## What the task requires:
Copy every line of the entries below character for character.

● ● ● ● ●

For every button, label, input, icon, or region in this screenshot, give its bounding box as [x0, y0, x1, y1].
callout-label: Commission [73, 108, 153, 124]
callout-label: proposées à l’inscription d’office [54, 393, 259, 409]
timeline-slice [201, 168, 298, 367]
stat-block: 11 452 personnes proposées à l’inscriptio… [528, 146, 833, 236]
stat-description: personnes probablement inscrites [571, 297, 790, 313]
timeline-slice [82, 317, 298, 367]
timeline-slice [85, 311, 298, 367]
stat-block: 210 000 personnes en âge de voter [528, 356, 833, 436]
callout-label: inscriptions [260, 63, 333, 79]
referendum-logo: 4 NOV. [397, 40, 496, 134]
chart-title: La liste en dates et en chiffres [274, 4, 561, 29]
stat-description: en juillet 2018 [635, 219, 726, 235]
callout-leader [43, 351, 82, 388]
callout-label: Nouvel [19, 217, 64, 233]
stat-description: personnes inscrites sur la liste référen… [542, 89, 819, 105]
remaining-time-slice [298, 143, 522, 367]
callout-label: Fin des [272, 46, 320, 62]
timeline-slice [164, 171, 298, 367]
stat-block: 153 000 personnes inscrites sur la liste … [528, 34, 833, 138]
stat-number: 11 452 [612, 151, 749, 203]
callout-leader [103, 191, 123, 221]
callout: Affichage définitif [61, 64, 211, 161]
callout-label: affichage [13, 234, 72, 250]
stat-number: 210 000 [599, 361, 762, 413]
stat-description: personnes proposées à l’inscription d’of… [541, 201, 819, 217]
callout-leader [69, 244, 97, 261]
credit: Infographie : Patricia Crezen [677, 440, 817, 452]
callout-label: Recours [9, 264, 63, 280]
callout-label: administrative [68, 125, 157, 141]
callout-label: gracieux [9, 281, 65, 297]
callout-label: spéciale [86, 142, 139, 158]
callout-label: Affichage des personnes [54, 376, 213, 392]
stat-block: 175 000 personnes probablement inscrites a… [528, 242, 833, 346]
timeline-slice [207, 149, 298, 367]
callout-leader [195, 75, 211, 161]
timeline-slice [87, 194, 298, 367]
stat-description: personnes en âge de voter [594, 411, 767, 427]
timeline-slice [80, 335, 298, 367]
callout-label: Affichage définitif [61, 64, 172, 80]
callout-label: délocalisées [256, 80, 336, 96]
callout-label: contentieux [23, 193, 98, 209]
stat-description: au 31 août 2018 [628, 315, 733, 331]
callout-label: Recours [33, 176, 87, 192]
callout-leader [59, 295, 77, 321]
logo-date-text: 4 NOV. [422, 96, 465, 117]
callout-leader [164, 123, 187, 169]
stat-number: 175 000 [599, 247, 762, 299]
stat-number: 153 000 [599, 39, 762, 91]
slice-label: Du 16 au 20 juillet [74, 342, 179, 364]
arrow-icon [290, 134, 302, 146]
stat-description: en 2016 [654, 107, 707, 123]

● ● ● ● ●

## Response to this task:
For every button, label, input, icon, or region in this screenshot, give its bounding box as [x0, y0, x1, y1].
callout-label: Commission [73, 108, 153, 124]
callout-label: proposées à l’inscription d’office [54, 393, 259, 409]
timeline-slice [201, 168, 298, 367]
stat-block: 11 452 personnes proposées à l’inscriptio… [528, 146, 833, 236]
stat-description: personnes probablement inscrites [571, 297, 790, 313]
timeline-slice [82, 317, 298, 367]
timeline-slice [85, 311, 298, 367]
stat-block: 210 000 personnes en âge de voter [528, 356, 833, 436]
callout-label: inscriptions [260, 63, 333, 79]
referendum-logo: 4 NOV. [397, 40, 496, 134]
chart-title: La liste en dates et en chiffres [274, 4, 561, 29]
stat-description: en juillet 2018 [635, 219, 726, 235]
callout-leader [43, 351, 82, 388]
callout-label: Nouvel [19, 217, 64, 233]
stat-description: personnes inscrites sur la liste référen… [542, 89, 819, 105]
remaining-time-slice [298, 143, 522, 367]
callout-label: Fin des [272, 46, 320, 62]
timeline-slice [164, 171, 298, 367]
stat-block: 153 000 personnes inscrites sur la liste … [528, 34, 833, 138]
stat-number: 11 452 [612, 151, 749, 203]
callout-leader [103, 191, 123, 221]
callout: Affichage définitif [61, 64, 211, 161]
callout-label: affichage [13, 234, 72, 250]
stat-number: 210 000 [599, 361, 762, 413]
stat-description: personnes proposées à l’inscription d’of… [541, 201, 819, 217]
callout-leader [69, 244, 97, 261]
credit: Infographie : Patricia Crezen [677, 440, 817, 452]
callout-label: Recours [9, 264, 63, 280]
callout-label: administrative [68, 125, 157, 141]
callout-label: gracieux [9, 281, 65, 297]
callout-label: spéciale [86, 142, 139, 158]
callout-label: Affichage des personnes [54, 376, 213, 392]
stat-block: 175 000 personnes probablement inscrites a… [528, 242, 833, 346]
timeline-slice [207, 149, 298, 367]
callout-leader [195, 75, 211, 161]
timeline-slice [87, 194, 298, 367]
stat-description: personnes en âge de voter [594, 411, 767, 427]
timeline-slice [80, 335, 298, 367]
callout-label: Affichage définitif [61, 64, 172, 80]
callout-label: délocalisées [256, 80, 336, 96]
callout-label: contentieux [23, 193, 98, 209]
stat-description: au 31 août 2018 [628, 315, 733, 331]
callout-label: Recours [33, 176, 87, 192]
callout-leader [59, 295, 77, 321]
logo-date-text: 4 NOV. [422, 96, 465, 117]
callout-leader [164, 123, 187, 169]
stat-number: 175 000 [599, 247, 762, 299]
stat-number: 153 000 [599, 39, 762, 91]
slice-label: Du 16 au 20 juillet [74, 342, 179, 364]
arrow-icon [290, 134, 302, 146]
stat-description: en 2016 [654, 107, 707, 123]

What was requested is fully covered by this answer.